WRITTEN TASK: Set down the full listing exactly as given. Any pictures are to be left out.

Collected data:
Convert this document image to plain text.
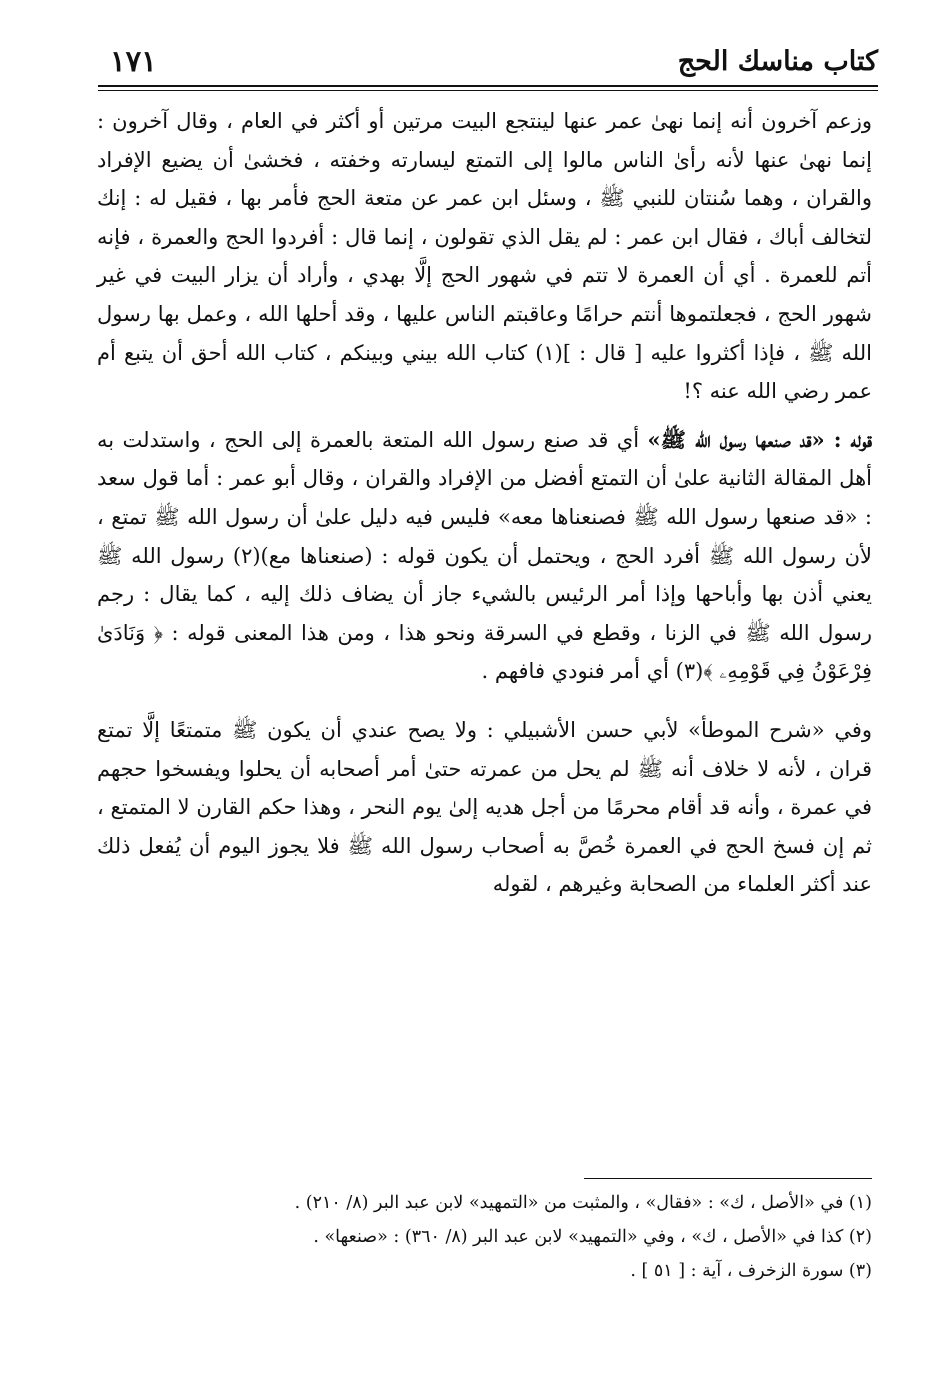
كتاب مناسك الحج
١٧١

وزعم آخرون أنه إنما نهىٰ عمر عنها لينتجع البيت مرتين أو أكثر في العام ، وقال آخرون : إنما نهىٰ عنها لأنه رأىٰ الناس مالوا إلى التمتع ليسارته وخفته ، فخشىٰ أن يضيع الإفراد والقران ، وهما سُنتان للنبي ﷺ ، وسئل ابن عمر عن متعة الحج فأمر بها ، فقيل له : إنك لتخالف أباك ، فقال ابن عمر : لم يقل الذي تقولون ، إنما قال : أفردوا الحج والعمرة ، فإنه أتم للعمرة . أي أن العمرة لا تتم في شهور الحج إلَّا بهدي ، وأراد أن يزار البيت في غير شهور الحج ، فجعلتموها أنتم حرامًا وعاقبتم الناس عليها ، وقد أحلها الله ، وعمل بها رسول الله ﷺ ، فإذا أكثروا عليه [ قال : ](١) كتاب الله بيني وبينكم ، كتاب الله أحق أن يتبع أم عمر رضي الله عنه ؟!

قوله : «قد صنعها رسول الله ﷺ» أي قد صنع رسول الله المتعة بالعمرة إلى الحج ، واستدلت به أهل المقالة الثانية علىٰ أن التمتع أفضل من الإفراد والقران ، وقال أبو عمر : أما قول سعد : «قد صنعها رسول الله ﷺ فصنعناها معه» فليس فيه دليل علىٰ أن رسول الله ﷺ تمتع ، لأن رسول الله ﷺ أفرد الحج ، ويحتمل أن يكون قوله : (صنعناها مع)(٢) رسول الله ﷺ يعني أذن بها وأباحها وإذا أمر الرئيس بالشيء جاز أن يضاف ذلك إليه ، كما يقال : رجم رسول الله ﷺ في الزنا ، وقطع في السرقة ونحو هذا ، ومن هذا المعنى قوله : ﴿ وَنَادَىٰ فِرْعَوْنُ فِي قَوْمِهِۦ ﴾(٣) أي أمر فنودي فافهم .

وفي «شرح الموطأ» لأبي حسن الأشبيلي : ولا يصح عندي أن يكون ﷺ متمتعًا إلَّا تمتع قران ، لأنه لا خلاف أنه ﷺ لم يحل من عمرته حتىٰ أمر أصحابه أن يحلوا ويفسخوا حجهم في عمرة ، وأنه قد أقام محرمًا من أجل هديه إلىٰ يوم النحر ، وهذا حكم القارن لا المتمتع ، ثم إن فسخ الحج في العمرة خُصَّ به أصحاب رسول الله ﷺ فلا يجوز اليوم أن يُفعل ذلك عند أكثر العلماء من الصحابة وغيرهم ، لقوله

(١) في «الأصل ، ك» : «فقال» ، والمثبت من «التمهيد» لابن عبد البر (٨/ ٢١٠) .

(٢) كذا في «الأصل ، ك» ، وفي «التمهيد» لابن عبد البر (٨/ ٣٦٠) : «صنعها» .

(٣) سورة الزخرف ، آية : [ ٥١ ] .
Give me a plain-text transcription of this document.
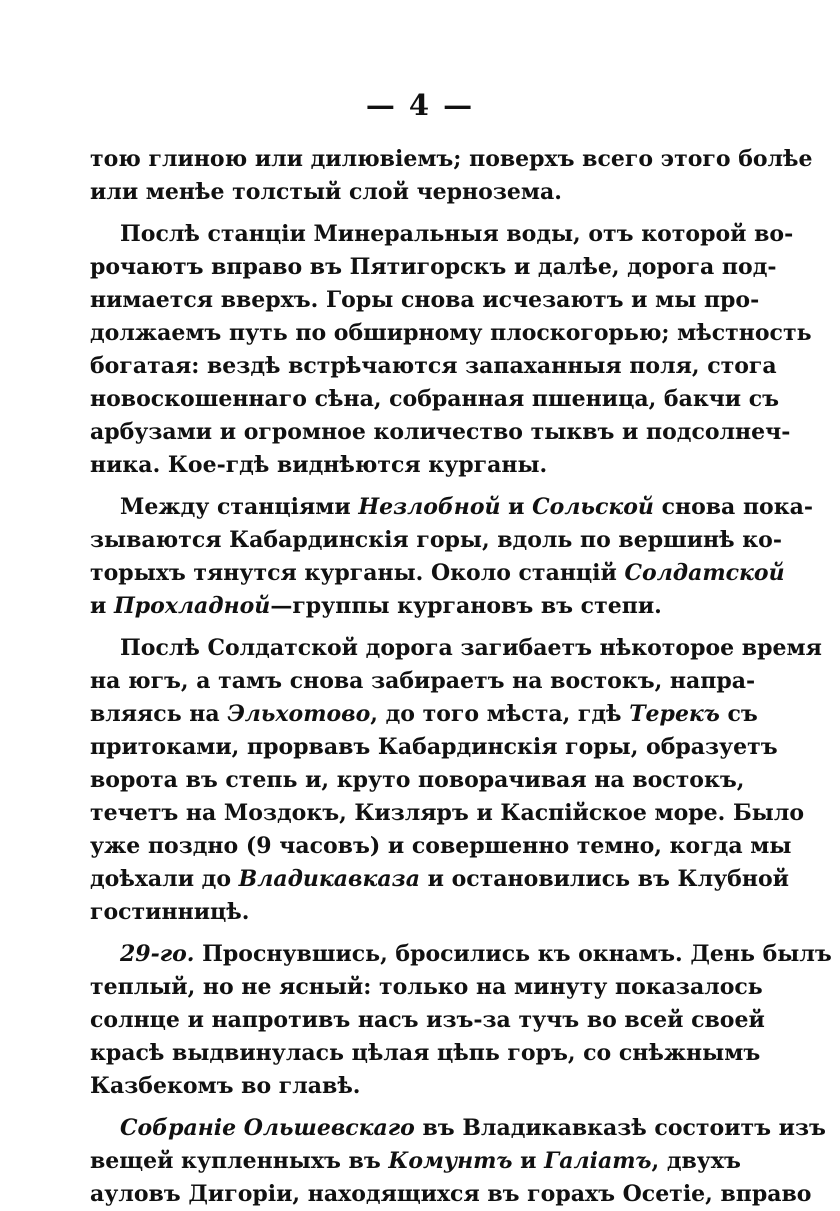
— 4 —
тою глиною или дилювіемъ; поверхъ всего этого болѣе
или менѣе толстый слой чернозема.
Послѣ станціи Минеральныя воды, отъ которой во-
рочаютъ вправо въ Пятигорскъ и далѣе, дорога под-
нимается вверхъ. Горы снова исчезаютъ и мы про-
должаемъ путь по обширному плоскогорью; мѣстность
богатая: вездѣ встрѣчаются запаханныя поля, стога
новоскошеннаго сѣна, собранная пшеница, бакчи съ
арбузами и огромное количество тыквъ и подсолнеч-
ника. Кое-гдѣ виднѣются курганы.
Между станціями Незлобной и Сольской снова пока-
зываются Кабардинскія горы, вдоль по вершинѣ ко-
торыхъ тянутся курганы. Около станцій Солдатской
и Прохладной—группы кургановъ въ степи.
Послѣ Солдатской дорога загибаетъ нѣкоторое время
на югъ, а тамъ снова забираетъ на востокъ, напра-
вляясь на Эльхотово, до того мѣста, гдѣ Терекъ съ
притоками, прорвавъ Кабардинскія горы, образуетъ
ворота въ степь и, круто поворачивая на востокъ,
течетъ на Моздокъ, Кизляръ и Каспійское море. Было
уже поздно (9 часовъ) и совершенно темно, когда мы
доѣхали до Владикавказа и остановились въ Клубной
гостинницѣ.
29-го. Проснувшись, бросились къ окнамъ. День былъ
теплый, но не ясный: только на минуту показалось
солнце и напротивъ насъ изъ-за тучъ во всей своей
красѣ выдвинулась цѣлая цѣпь горъ, со снѣжнымъ
Казбекомъ во главѣ.
Собраніе Ольшевскаго въ Владикавказѣ состоитъ изъ
вещей купленныхъ въ Комунтъ и Галіатъ, двухъ
ауловъ Дигоріи, находящихся въ горахъ Осетіе, вправо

COMPLETED EXERCISE:
Convert this document image to plain text.
كتاب مناسك الحج
١٧١

وزعم آخرون أنه إنما نهىٰ عمر عنها لينتجع البيت مرتين أو أكثر في العام ، وقال آخرون : إنما نهىٰ عنها لأنه رأىٰ الناس مالوا إلى التمتع ليسارته وخفته ، فخشىٰ أن يضيع الإفراد والقران ، وهما سُنتان للنبي ﷺ ، وسئل ابن عمر عن متعة الحج فأمر بها ، فقيل له : إنك لتخالف أباك ، فقال ابن عمر : لم يقل الذي تقولون ، إنما قال : أفردوا الحج والعمرة ، فإنه أتم للعمرة . أي أن العمرة لا تتم في شهور الحج إلَّا بهدي ، وأراد أن يزار البيت في غير شهور الحج ، فجعلتموها أنتم حرامًا وعاقبتم الناس عليها ، وقد أحلها الله ، وعمل بها رسول الله ﷺ ، فإذا أكثروا عليه [ قال : ](١) كتاب الله بيني وبينكم ، كتاب الله أحق أن يتبع أم عمر رضي الله عنه ؟!

قوله : «قد صنعها رسول الله ﷺ» أي قد صنع رسول الله المتعة بالعمرة إلى الحج ، واستدلت به أهل المقالة الثانية علىٰ أن التمتع أفضل من الإفراد والقران ، وقال أبو عمر : أما قول سعد : «قد صنعها رسول الله ﷺ فصنعناها معه» فليس فيه دليل علىٰ أن رسول الله ﷺ تمتع ، لأن رسول الله ﷺ أفرد الحج ، ويحتمل أن يكون قوله : (صنعناها مع)(٢) رسول الله ﷺ يعني أذن بها وأباحها وإذا أمر الرئيس بالشيء جاز أن يضاف ذلك إليه ، كما يقال : رجم رسول الله ﷺ في الزنا ، وقطع في السرقة ونحو هذا ، ومن هذا المعنى قوله : ﴿ وَنَادَىٰ فِرْعَوْنُ فِي قَوْمِهِۦ ﴾(٣) أي أمر فنودي فافهم .

وفي «شرح الموطأ» لأبي حسن الأشبيلي : ولا يصح عندي أن يكون ﷺ متمتعًا إلَّا تمتع قران ، لأنه لا خلاف أنه ﷺ لم يحل من عمرته حتىٰ أمر أصحابه أن يحلوا ويفسخوا حجهم في عمرة ، وأنه قد أقام محرمًا من أجل هديه إلىٰ يوم النحر ، وهذا حكم القارن لا المتمتع ، ثم إن فسخ الحج في العمرة خُصَّ به أصحاب رسول الله ﷺ فلا يجوز اليوم أن يُفعل ذلك عند أكثر العلماء من الصحابة وغيرهم ، لقوله

(١) في «الأصل ، ك» : «فقال» ، والمثبت من «التمهيد» لابن عبد البر (٨/ ٢١٠) .

(٢) كذا في «الأصل ، ك» ، وفي «التمهيد» لابن عبد البر (٨/ ٣٦٠) : «صنعها» .

(٣) سورة الزخرف ، آية : [ ٥١ ] .
Give me a plain-text transcription of this document.
— 4 —
тою глиною или дилювіемъ; поверхъ всего этого болѣе
или менѣе толстый слой чернозема.
Послѣ станціи Минеральныя воды, отъ которой во-
рочаютъ вправо въ Пятигорскъ и далѣе, дорога под-
нимается вверхъ. Горы снова исчезаютъ и мы про-
должаемъ путь по обширному плоскогорью; мѣстность
богатая: вездѣ встрѣчаются запаханныя поля, стога
новоскошеннаго сѣна, собранная пшеница, бакчи съ
арбузами и огромное количество тыквъ и подсолнеч-
ника. Кое-гдѣ виднѣются курганы.
Между станціями Незлобной и Сольской снова пока-
зываются Кабардинскія горы, вдоль по вершинѣ ко-
торыхъ тянутся курганы. Около станцій Солдатской
и Прохладной—группы кургановъ въ степи.
Послѣ Солдатской дорога загибаетъ нѣкоторое время
на югъ, а тамъ снова забираетъ на востокъ, напра-
вляясь на Эльхотово, до того мѣста, гдѣ Терекъ съ
притоками, прорвавъ Кабардинскія горы, образуетъ
ворота въ степь и, круто поворачивая на востокъ,
течетъ на Моздокъ, Кизляръ и Каспійское море. Было
уже поздно (9 часовъ) и совершенно темно, когда мы
доѣхали до Владикавказа и остановились въ Клубной
гостинницѣ.
29-го. Проснувшись, бросились къ окнамъ. День былъ
теплый, но не ясный: только на минуту показалось
солнце и напротивъ насъ изъ-за тучъ во всей своей
красѣ выдвинулась цѣлая цѣпь горъ, со снѣжнымъ
Казбекомъ во главѣ.
Собраніе Ольшевскаго въ Владикавказѣ состоитъ изъ
вещей купленныхъ въ Комунтъ и Галіатъ, двухъ
ауловъ Дигоріи, находящихся въ горахъ Осетіе, вправо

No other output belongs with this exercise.